- [EXERCISE DIRECTIONS] Set down each entry exactly as given; pictures should not appear in the copy.
── AVAILABLE DATA ──
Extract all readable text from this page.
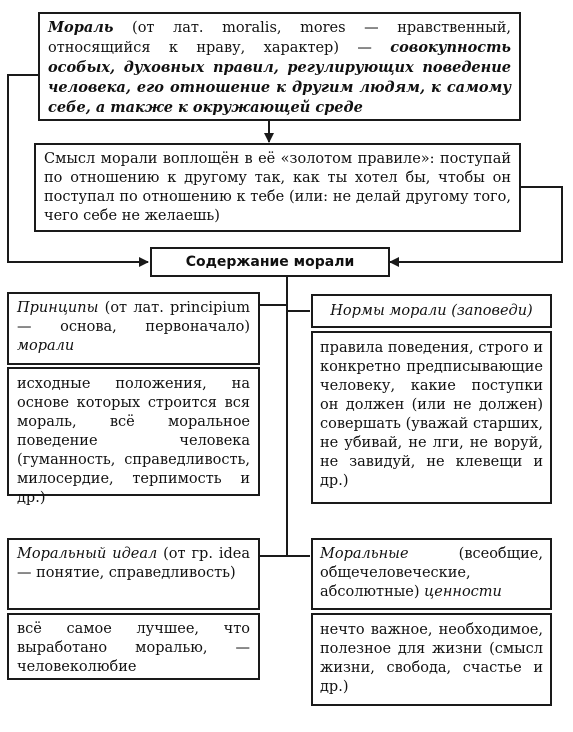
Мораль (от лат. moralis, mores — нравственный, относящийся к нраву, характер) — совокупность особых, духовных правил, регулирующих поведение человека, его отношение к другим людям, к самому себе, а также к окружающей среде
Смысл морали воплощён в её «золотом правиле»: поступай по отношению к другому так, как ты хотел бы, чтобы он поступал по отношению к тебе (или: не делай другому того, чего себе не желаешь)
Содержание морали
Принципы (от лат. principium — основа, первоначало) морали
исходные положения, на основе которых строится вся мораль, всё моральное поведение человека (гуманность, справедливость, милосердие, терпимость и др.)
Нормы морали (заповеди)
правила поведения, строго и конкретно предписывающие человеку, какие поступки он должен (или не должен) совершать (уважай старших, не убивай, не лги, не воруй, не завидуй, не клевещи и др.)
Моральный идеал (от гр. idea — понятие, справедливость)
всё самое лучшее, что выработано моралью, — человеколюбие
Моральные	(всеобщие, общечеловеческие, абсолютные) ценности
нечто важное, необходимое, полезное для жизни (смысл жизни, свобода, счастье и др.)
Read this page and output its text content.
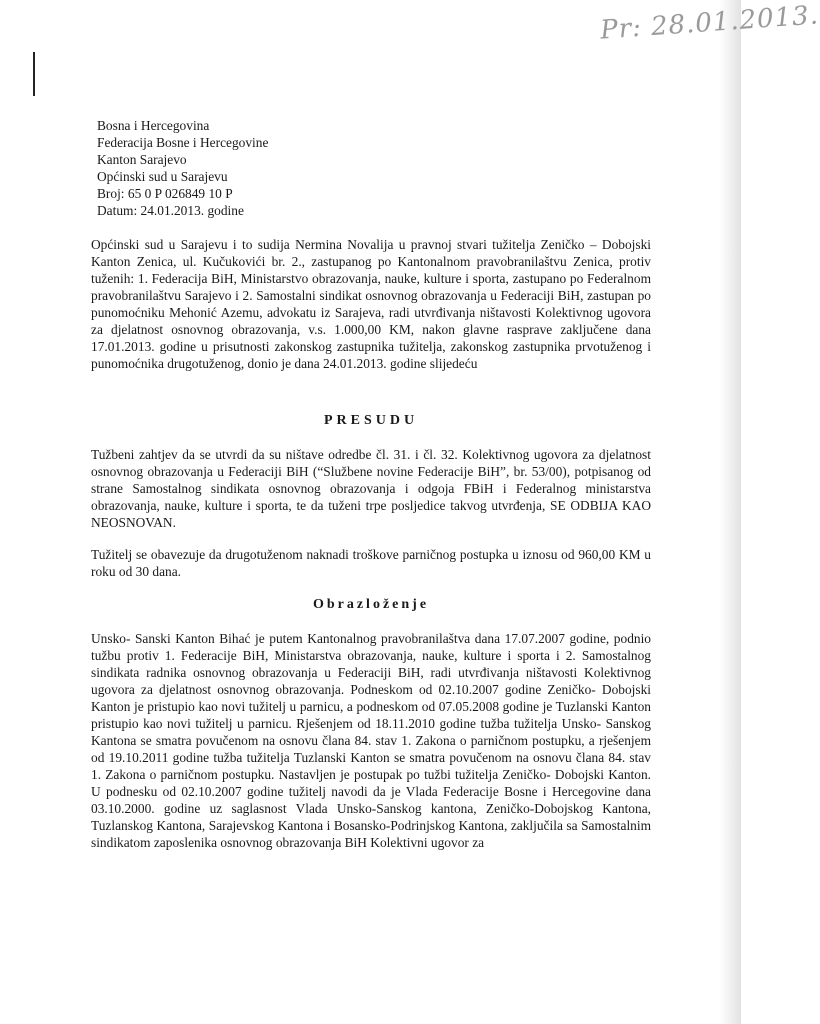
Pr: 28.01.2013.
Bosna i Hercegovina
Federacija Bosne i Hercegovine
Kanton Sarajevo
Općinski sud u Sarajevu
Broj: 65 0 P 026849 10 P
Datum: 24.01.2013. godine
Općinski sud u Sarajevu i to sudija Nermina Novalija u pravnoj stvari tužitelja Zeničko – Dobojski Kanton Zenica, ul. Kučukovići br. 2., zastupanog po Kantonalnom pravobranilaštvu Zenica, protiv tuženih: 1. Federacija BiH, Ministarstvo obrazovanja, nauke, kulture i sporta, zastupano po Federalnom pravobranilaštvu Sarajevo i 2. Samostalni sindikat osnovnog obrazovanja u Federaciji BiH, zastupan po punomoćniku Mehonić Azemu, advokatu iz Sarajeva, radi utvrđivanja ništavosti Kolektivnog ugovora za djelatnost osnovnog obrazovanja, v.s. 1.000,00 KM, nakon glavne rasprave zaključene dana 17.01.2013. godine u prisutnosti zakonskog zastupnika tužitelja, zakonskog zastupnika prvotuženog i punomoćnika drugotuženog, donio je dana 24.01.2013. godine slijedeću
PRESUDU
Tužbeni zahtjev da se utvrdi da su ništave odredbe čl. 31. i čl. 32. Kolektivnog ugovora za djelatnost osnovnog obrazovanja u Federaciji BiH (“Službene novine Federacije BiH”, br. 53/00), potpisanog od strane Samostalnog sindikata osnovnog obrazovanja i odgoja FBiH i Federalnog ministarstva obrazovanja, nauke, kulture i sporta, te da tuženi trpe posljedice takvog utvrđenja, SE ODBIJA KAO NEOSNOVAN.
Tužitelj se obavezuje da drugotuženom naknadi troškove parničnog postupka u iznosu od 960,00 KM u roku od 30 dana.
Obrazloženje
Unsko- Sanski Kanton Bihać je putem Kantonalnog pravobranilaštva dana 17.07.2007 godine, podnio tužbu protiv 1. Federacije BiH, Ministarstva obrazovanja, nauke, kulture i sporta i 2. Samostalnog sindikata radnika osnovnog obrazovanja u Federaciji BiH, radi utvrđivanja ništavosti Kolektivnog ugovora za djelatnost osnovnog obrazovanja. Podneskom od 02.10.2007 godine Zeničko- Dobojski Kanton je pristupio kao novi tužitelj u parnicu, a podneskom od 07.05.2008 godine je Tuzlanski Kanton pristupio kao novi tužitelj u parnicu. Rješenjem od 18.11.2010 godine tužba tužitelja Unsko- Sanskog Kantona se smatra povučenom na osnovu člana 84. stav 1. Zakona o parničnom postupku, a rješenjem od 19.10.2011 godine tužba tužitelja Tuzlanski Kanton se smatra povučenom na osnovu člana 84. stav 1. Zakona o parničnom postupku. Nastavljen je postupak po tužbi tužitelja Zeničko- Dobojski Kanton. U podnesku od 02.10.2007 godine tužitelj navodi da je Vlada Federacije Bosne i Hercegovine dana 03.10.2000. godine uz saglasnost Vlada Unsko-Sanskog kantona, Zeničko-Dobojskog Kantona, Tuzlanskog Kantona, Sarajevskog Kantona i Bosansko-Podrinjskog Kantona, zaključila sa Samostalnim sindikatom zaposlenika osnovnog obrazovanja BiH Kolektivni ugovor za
───
- [WRITTEN RESPONSE]
Extract all readable text from this page.
Мораль (от лат. moralis, mores — нравственный, относящийся к нраву, характер) — совокупность особых, духовных правил, регулирующих поведение человека, его отношение к другим людям, к самому себе, а также к окружающей среде
Смысл морали воплощён в её «золотом правиле»: поступай по отношению к другому так, как ты хотел бы, чтобы он поступал по отношению к тебе (или: не делай другому того, чего себе не желаешь)
Содержание морали
Принципы (от лат. principium — основа, первоначало) морали
исходные положения, на основе которых строится вся мораль, всё моральное поведение человека (гуманность, справедливость, милосердие, терпимость и др.)
Нормы морали (заповеди)
правила поведения, строго и конкретно предписывающие человеку, какие поступки он должен (или не должен) совершать (уважай старших, не убивай, не лги, не воруй, не завидуй, не клевещи и др.)
Моральный идеал (от гр. idea — понятие, справедливость)
всё самое лучшее, что выработано моралью, — человеколюбие
Моральные	(всеобщие, общечеловеческие, абсолютные) ценности
нечто важное, необходимое, полезное для жизни (смысл жизни, свобода, счастье и др.)
Read this page and output its text content.
Pr: 28.01.2013.
Bosna i Hercegovina
Federacija Bosne i Hercegovine
Kanton Sarajevo
Općinski sud u Sarajevu
Broj: 65 0 P 026849 10 P
Datum: 24.01.2013. godine
Općinski sud u Sarajevu i to sudija Nermina Novalija u pravnoj stvari tužitelja Zeničko – Dobojski Kanton Zenica, ul. Kučukovići br. 2., zastupanog po Kantonalnom pravobranilaštvu Zenica, protiv tuženih: 1. Federacija BiH, Ministarstvo obrazovanja, nauke, kulture i sporta, zastupano po Federalnom pravobranilaštvu Sarajevo i 2. Samostalni sindikat osnovnog obrazovanja u Federaciji BiH, zastupan po punomoćniku Mehonić Azemu, advokatu iz Sarajeva, radi utvrđivanja ništavosti Kolektivnog ugovora za djelatnost osnovnog obrazovanja, v.s. 1.000,00 KM, nakon glavne rasprave zaključene dana 17.01.2013. godine u prisutnosti zakonskog zastupnika tužitelja, zakonskog zastupnika prvotuženog i punomoćnika drugotuženog, donio je dana 24.01.2013. godine slijedeću
PRESUDU
Tužbeni zahtjev da se utvrdi da su ništave odredbe čl. 31. i čl. 32. Kolektivnog ugovora za djelatnost osnovnog obrazovanja u Federaciji BiH (“Službene novine Federacije BiH”, br. 53/00), potpisanog od strane Samostalnog sindikata osnovnog obrazovanja i odgoja FBiH i Federalnog ministarstva obrazovanja, nauke, kulture i sporta, te da tuženi trpe posljedice takvog utvrđenja, SE ODBIJA KAO NEOSNOVAN.
Tužitelj se obavezuje da drugotuženom naknadi troškove parničnog postupka u iznosu od 960,00 KM u roku od 30 dana.
Obrazloženje
Unsko- Sanski Kanton Bihać je putem Kantonalnog pravobranilaštva dana 17.07.2007 godine, podnio tužbu protiv 1. Federacije BiH, Ministarstva obrazovanja, nauke, kulture i sporta i 2. Samostalnog sindikata radnika osnovnog obrazovanja u Federaciji BiH, radi utvrđivanja ništavosti Kolektivnog ugovora za djelatnost osnovnog obrazovanja. Podneskom od 02.10.2007 godine Zeničko- Dobojski Kanton je pristupio kao novi tužitelj u parnicu, a podneskom od 07.05.2008 godine je Tuzlanski Kanton pristupio kao novi tužitelj u parnicu. Rješenjem od 18.11.2010 godine tužba tužitelja Unsko- Sanskog Kantona se smatra povučenom na osnovu člana 84. stav 1. Zakona o parničnom postupku, a rješenjem od 19.10.2011 godine tužba tužitelja Tuzlanski Kanton se smatra povučenom na osnovu člana 84. stav 1. Zakona o parničnom postupku. Nastavljen je postupak po tužbi tužitelja Zeničko- Dobojski Kanton. U podnesku od 02.10.2007 godine tužitelj navodi da je Vlada Federacije Bosne i Hercegovine dana 03.10.2000. godine uz saglasnost Vlada Unsko-Sanskog kantona, Zeničko-Dobojskog Kantona, Tuzlanskog Kantona, Sarajevskog Kantona i Bosansko-Podrinjskog Kantona, zaključila sa Samostalnim sindikatom zaposlenika osnovnog obrazovanja BiH Kolektivni ugovor za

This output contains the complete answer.